Skip to content
This repository has been archived by the owner on May 6, 2021. It is now read-only.

Jenkins idler is retaining stale data on active builds #143

Open
ldimaggi opened this issue Mar 2, 2018 · 19 comments
Open

Jenkins idler is retaining stale data on active builds #143

ldimaggi opened this issue Mar 2, 2018 · 19 comments
Assignees
Milestone

Comments

@ldimaggi
Copy link

ldimaggi commented Mar 2, 2018

Related to issue: openshiftio/openshift.io#2418

It appears that the issue reported in #2418 is caused by stale data relating to a completed build that is marked as active. The idler sees this build as active:


    "Name": "ldimaggi-osiotest2",
    "ID": "61ddf7b3-d141-402e-ae6a-30ee65f1879b",
    "ActiveBuild": {
        "metadata": {
            "name": "march1test-2",
            "\nnamespace": "ldimaggi-osiotest2",
            "annotations": {
                "openshift.io/build.number": "2",
                "openshift.io/jenkins-namespace": "ldimaggi-o\nsiotest2-jenkins"
            },
            "Generation": 0
        },
        "status": {
            "phase": "Running",
            "startTimestamp": "2018-03-01T18:18:49Z",
            "completionTimestamp\n": "2018-03-01T18:18:51.416135334Z"
        },
        "spec": {
            "replicas": 0,
            "Strategy": {
                "Type": "JenkinsPipeline"
            }
        }
    },
    "DoneBuild": {
        "metadata": {
            "\nname": "march1test-1",
            "namespace": "ldimaggi-osiotest2",
            "annotations": {
                "openshift.io/build.number": "1",
                "openshift.io/jenkins-\nnamespace": "ldimaggi-osiotest2-jenkins"
            },
            "Generation": 0
        },
        "status": {
            "phase": "Complete",
            "startTimestamp": "2018-03-01T17:44:17\nZ",
            "completionTimestamp": "2018-03-01T18:09:19Z"
        },
        "spec": {
            "replicas": 0,
            "Strategy": {
                "Type": "JenkinsPipeline"
            }
        }
    },
    "JenkinsState\nList": null,
    "JenkinsLastUpdate": "2018-03-02T13:26:41Z"
}

And - an active build prevents the idler from running.

But - no builds are active:

oc get builds -n ldimaggi-osiotest2
No resources found.
@hferentschik
Copy link
Contributor

hferentschik commented Mar 2, 2018

@ldimaggi So here is the thing, where what happened with your builds in general? There is not even a completed build. Where are the march1test-1 and march1test-2 builds? They don't even seem to show up as completed builds.

I think you reset the environment, right? Does this also reset pipeline builds? The logic in the Idler is expecting a specific flow a Build goes through and transitions the internal state accordingly. I am wondering whether the resetting of the environment basically screws up this state transitions so that the state we keep in memory is getting out of sync.

@vpavlin what do you think?

@ldimaggi @aslakknutsen I am not familiar with how the resetting of the environment works. What does it in terms of OpenShift actions? What happens with existing builds? What type of events (if any) would be oberservable?

@hferentschik
Copy link
Contributor

I think this relates to issue #120 and #141. We should consider timestamps and we should change how we model the data.

Written problem 1
Copy the entries below word for word, starting with their first line and going on through the line that contains "data-point: [1241, 701, 1266, 726]".
Written problem 2
Write the next part of the Jenkins idler thread above, picking up after its last sentence.

Available records

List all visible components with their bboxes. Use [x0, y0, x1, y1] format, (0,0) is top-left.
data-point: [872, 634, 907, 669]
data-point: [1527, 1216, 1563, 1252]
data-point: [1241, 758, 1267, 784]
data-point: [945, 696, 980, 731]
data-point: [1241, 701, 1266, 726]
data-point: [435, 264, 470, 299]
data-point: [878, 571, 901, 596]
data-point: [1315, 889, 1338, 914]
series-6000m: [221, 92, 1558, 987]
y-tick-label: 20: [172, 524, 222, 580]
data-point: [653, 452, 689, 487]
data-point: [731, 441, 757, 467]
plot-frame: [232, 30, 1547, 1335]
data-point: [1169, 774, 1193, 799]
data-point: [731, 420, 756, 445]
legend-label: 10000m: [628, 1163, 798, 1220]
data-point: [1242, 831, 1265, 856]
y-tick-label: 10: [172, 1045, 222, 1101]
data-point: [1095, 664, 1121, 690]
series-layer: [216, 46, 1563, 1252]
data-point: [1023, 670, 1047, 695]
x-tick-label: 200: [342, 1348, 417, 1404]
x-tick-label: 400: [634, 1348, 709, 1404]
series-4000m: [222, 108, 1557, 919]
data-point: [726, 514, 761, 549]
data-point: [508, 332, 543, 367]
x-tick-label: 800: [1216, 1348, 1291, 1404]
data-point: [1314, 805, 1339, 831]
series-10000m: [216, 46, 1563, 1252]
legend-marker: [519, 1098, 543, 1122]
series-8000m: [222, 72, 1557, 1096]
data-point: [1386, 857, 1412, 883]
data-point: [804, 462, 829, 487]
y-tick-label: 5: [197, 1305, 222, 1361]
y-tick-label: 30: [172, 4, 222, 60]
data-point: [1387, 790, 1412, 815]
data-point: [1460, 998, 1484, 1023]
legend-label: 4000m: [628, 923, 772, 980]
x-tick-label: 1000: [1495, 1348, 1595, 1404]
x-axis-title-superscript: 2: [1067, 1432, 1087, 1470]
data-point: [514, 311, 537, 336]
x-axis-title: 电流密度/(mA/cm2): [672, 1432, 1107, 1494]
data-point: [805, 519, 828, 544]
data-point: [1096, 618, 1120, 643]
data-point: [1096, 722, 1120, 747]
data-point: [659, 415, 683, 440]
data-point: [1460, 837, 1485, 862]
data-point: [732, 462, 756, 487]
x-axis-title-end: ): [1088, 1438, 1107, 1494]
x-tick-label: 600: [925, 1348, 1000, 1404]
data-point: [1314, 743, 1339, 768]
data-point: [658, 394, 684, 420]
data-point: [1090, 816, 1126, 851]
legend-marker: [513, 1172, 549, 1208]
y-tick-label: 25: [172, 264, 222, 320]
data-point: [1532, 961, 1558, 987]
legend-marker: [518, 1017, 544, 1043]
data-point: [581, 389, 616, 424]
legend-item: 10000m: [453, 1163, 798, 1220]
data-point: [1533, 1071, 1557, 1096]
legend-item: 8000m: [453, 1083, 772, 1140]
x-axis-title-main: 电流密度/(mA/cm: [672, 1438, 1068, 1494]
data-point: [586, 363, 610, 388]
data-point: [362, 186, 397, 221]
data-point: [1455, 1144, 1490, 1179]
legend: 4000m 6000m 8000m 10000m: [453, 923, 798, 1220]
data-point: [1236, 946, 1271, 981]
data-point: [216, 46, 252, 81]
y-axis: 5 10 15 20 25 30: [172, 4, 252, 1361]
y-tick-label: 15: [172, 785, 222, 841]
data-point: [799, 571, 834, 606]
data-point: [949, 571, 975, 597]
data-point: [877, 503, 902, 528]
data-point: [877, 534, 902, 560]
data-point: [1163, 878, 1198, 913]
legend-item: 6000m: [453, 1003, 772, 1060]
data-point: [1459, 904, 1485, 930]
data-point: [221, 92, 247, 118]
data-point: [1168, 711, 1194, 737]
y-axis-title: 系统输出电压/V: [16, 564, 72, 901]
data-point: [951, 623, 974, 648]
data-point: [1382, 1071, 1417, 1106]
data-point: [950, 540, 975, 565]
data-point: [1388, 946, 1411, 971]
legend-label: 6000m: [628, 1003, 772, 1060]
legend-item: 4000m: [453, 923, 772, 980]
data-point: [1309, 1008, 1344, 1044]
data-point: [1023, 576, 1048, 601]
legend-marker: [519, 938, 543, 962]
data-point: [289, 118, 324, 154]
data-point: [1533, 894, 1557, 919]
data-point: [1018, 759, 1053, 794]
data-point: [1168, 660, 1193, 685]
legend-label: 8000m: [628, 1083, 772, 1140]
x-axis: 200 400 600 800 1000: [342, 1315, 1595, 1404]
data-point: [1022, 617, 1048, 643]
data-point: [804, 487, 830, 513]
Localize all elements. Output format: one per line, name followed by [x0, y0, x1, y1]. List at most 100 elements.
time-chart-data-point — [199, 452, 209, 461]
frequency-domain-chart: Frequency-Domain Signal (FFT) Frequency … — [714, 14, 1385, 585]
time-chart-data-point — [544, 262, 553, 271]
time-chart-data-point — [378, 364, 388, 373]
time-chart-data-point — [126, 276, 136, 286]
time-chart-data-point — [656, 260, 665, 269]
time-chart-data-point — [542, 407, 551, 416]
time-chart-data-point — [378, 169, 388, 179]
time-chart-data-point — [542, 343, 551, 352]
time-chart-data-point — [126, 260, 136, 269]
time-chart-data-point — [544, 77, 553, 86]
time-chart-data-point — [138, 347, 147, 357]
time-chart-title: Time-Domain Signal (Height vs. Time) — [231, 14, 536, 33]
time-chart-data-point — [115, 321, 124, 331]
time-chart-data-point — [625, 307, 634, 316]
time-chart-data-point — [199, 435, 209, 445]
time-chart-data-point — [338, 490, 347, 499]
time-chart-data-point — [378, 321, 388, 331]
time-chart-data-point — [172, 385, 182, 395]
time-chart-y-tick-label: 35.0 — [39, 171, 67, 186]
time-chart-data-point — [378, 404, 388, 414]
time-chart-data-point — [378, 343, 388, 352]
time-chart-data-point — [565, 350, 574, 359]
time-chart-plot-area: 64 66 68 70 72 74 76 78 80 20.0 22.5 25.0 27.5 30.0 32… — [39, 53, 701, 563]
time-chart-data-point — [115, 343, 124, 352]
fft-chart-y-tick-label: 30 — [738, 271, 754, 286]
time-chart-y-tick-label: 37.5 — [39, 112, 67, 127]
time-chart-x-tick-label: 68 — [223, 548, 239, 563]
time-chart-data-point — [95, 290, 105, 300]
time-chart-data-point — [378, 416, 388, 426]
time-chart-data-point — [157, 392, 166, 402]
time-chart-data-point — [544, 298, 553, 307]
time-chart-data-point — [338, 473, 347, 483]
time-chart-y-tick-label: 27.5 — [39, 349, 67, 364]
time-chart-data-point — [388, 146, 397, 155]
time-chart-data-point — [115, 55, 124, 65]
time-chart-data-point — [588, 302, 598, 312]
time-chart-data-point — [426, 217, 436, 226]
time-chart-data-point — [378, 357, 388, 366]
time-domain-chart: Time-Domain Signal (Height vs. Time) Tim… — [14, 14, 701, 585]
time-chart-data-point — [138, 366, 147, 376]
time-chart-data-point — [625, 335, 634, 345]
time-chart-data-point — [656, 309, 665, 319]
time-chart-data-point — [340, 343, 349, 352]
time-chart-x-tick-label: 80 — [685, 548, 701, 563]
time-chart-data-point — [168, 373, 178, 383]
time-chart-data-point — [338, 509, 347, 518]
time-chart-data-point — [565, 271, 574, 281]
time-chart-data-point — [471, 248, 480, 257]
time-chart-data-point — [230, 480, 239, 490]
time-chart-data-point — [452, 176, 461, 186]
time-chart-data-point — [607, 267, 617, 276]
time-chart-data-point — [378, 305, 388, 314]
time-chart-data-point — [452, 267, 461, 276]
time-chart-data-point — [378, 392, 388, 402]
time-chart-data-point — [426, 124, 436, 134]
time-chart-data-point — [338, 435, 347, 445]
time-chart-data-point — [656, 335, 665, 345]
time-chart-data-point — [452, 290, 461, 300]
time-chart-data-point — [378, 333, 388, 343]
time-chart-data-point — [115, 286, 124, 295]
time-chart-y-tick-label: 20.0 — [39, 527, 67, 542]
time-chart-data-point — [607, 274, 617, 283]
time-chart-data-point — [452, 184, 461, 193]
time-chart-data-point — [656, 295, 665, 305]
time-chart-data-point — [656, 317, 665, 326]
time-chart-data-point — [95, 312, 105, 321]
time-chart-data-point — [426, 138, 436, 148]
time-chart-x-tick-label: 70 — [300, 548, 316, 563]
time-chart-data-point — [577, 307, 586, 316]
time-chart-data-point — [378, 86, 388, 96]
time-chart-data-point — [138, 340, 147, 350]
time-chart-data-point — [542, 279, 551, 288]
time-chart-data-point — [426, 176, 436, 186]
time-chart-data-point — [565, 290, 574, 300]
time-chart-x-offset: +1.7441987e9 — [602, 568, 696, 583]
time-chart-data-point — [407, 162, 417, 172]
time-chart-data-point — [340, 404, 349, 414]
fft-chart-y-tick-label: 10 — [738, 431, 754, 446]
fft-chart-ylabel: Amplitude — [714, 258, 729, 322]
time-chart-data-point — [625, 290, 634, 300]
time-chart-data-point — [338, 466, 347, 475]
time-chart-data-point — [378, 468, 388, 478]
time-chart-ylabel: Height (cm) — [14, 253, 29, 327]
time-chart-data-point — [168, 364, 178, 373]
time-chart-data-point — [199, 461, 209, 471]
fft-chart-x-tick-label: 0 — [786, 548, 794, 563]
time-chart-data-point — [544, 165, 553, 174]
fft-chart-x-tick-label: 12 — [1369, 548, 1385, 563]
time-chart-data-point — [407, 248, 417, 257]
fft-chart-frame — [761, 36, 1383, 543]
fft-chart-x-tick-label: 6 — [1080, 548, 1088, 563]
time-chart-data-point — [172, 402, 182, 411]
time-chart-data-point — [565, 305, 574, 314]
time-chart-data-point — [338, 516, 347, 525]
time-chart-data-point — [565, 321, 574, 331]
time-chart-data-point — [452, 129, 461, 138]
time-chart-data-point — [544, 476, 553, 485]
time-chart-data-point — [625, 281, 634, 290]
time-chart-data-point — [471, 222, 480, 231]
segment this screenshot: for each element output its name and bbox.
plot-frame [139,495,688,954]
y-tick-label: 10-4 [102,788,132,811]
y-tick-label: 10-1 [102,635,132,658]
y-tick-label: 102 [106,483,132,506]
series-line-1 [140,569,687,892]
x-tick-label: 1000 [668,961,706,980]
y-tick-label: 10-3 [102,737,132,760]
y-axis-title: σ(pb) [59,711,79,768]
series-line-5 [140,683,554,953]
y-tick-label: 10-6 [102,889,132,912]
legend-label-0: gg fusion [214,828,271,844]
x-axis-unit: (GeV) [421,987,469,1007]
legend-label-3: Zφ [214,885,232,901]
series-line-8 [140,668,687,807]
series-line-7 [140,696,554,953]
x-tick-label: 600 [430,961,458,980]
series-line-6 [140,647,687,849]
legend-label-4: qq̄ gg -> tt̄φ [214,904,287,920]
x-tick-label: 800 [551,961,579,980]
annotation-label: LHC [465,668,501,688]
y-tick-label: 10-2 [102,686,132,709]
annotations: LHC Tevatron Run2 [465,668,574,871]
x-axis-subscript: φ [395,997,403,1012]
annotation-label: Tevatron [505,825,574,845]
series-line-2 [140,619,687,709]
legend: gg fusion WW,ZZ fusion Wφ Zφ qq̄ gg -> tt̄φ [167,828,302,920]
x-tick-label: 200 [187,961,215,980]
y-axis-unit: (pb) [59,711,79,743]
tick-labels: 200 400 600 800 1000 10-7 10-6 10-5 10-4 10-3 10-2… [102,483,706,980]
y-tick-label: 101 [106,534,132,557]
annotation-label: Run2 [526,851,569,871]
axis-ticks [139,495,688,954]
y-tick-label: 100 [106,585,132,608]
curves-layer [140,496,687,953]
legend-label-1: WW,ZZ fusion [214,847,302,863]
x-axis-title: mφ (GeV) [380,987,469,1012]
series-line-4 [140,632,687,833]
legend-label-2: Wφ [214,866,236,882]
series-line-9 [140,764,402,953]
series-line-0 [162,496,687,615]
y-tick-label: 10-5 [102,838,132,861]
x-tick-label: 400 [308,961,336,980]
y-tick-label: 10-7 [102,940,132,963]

Exercise answer 1
List all visible components with their bboxes. Use [x0, y0, x1, y1] format, (0,0) is top-left.
data-point: [872, 634, 907, 669]
data-point: [1527, 1216, 1563, 1252]
data-point: [1241, 758, 1267, 784]
data-point: [945, 696, 980, 731]
data-point: [1241, 701, 1266, 726]

Exercise answer 2
@ldimaggi
Copy link
Author

ldimaggi commented Mar 2, 2018

It's my understanding that the env reset removes the build configs and deploy configs - not sure what in addition to that. Wouldn't deleting the bc's and dc's remove all running builds?

How can I clean up this situation today? I cannot see anything in OS O via oc.

@hferentschik
Copy link
Contributor

It's my understanding that the env reset removes the build configs and deploy configs - not sure what in addition to that.

Sure

Wouldn't deleting the bc's and dc's remove all running builds?

I think the problem is really on the Idler side. Not sure whether there is much you can do from your end right now. Restarting the Idler might help. As part of this issue, I am planning to add some sort of reset call which would allow to reset the state for a single namespace. This way if a namespace gets into a inconsistent state (in terms of the model the Idler build of it), there is an easy way to reset just this namespace. But all this required changes on the Idler code first.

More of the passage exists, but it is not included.